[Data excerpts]

┌──

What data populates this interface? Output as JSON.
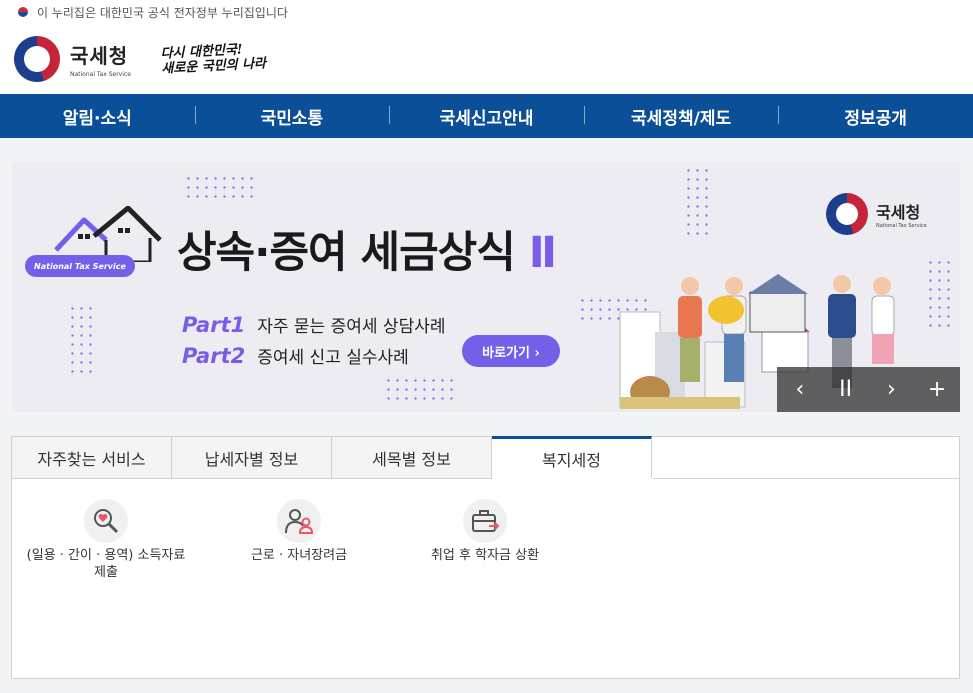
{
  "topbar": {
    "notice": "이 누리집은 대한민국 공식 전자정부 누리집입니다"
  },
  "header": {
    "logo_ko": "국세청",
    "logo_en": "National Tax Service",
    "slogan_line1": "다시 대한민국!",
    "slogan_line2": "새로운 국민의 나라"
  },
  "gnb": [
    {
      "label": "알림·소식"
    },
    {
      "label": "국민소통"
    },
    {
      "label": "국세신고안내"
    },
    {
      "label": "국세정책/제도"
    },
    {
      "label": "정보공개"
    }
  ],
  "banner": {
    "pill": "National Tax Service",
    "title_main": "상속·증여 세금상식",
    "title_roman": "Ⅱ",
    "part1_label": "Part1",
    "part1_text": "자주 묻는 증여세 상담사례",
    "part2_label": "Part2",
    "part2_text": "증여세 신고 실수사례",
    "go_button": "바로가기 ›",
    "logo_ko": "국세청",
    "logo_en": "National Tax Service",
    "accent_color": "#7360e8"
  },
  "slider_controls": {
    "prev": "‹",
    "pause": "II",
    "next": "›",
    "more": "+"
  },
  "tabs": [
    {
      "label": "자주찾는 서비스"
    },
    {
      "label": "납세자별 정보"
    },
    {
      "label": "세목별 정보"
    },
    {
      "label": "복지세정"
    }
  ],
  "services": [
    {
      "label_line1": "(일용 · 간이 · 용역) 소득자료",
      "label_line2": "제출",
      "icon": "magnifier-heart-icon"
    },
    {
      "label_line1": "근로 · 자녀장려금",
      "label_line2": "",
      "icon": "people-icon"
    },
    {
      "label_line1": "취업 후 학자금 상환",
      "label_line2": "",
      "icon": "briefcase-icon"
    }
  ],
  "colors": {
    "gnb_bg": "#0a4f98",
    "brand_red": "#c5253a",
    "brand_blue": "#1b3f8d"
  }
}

└──
┌──

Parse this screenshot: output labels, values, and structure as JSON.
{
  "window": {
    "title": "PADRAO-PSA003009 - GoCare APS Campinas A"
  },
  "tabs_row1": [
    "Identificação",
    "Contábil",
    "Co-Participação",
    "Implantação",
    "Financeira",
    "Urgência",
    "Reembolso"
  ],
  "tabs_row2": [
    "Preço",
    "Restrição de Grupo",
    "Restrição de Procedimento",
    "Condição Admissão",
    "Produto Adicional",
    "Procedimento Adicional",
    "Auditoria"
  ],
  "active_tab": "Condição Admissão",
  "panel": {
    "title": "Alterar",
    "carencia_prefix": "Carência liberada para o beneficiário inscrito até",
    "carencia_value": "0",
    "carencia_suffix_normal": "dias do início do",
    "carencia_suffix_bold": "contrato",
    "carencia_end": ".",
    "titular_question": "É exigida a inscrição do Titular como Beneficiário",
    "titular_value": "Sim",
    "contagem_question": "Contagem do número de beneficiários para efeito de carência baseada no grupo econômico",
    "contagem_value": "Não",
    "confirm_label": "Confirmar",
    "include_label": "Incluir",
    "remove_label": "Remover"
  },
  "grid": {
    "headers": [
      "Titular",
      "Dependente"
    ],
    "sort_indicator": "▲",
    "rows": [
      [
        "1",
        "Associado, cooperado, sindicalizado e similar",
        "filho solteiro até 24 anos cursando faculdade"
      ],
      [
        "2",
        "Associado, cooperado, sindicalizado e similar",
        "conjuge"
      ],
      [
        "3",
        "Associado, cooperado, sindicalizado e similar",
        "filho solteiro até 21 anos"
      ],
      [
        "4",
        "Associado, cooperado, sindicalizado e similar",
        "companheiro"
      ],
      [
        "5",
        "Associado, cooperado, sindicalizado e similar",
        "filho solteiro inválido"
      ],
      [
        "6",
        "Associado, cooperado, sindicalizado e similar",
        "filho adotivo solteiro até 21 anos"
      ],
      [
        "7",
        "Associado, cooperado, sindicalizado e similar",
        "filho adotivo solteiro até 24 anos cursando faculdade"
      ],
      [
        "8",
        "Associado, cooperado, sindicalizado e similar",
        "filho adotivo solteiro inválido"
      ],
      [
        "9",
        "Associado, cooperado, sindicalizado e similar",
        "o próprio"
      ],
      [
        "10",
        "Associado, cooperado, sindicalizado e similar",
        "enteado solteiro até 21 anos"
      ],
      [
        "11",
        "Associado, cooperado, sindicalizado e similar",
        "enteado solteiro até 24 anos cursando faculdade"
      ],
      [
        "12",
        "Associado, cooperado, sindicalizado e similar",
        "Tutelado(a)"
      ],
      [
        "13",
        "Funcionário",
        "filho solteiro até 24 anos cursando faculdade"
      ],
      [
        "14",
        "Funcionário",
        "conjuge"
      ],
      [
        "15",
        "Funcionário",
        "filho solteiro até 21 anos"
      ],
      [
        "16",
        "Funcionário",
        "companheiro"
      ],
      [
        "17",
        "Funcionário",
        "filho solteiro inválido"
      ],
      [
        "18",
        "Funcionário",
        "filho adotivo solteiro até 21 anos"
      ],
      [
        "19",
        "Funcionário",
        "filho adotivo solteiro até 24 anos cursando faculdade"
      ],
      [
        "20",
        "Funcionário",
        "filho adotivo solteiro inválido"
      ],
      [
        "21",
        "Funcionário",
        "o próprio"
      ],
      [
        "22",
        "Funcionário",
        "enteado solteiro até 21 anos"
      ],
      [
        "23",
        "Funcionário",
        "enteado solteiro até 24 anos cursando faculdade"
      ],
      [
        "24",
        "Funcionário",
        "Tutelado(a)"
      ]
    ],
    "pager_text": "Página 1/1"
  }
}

└──

*BRIEF:* Give the count of lines in the records that contain "icon", and no other text.

*ANSWER TO THE PROBLEM:* 3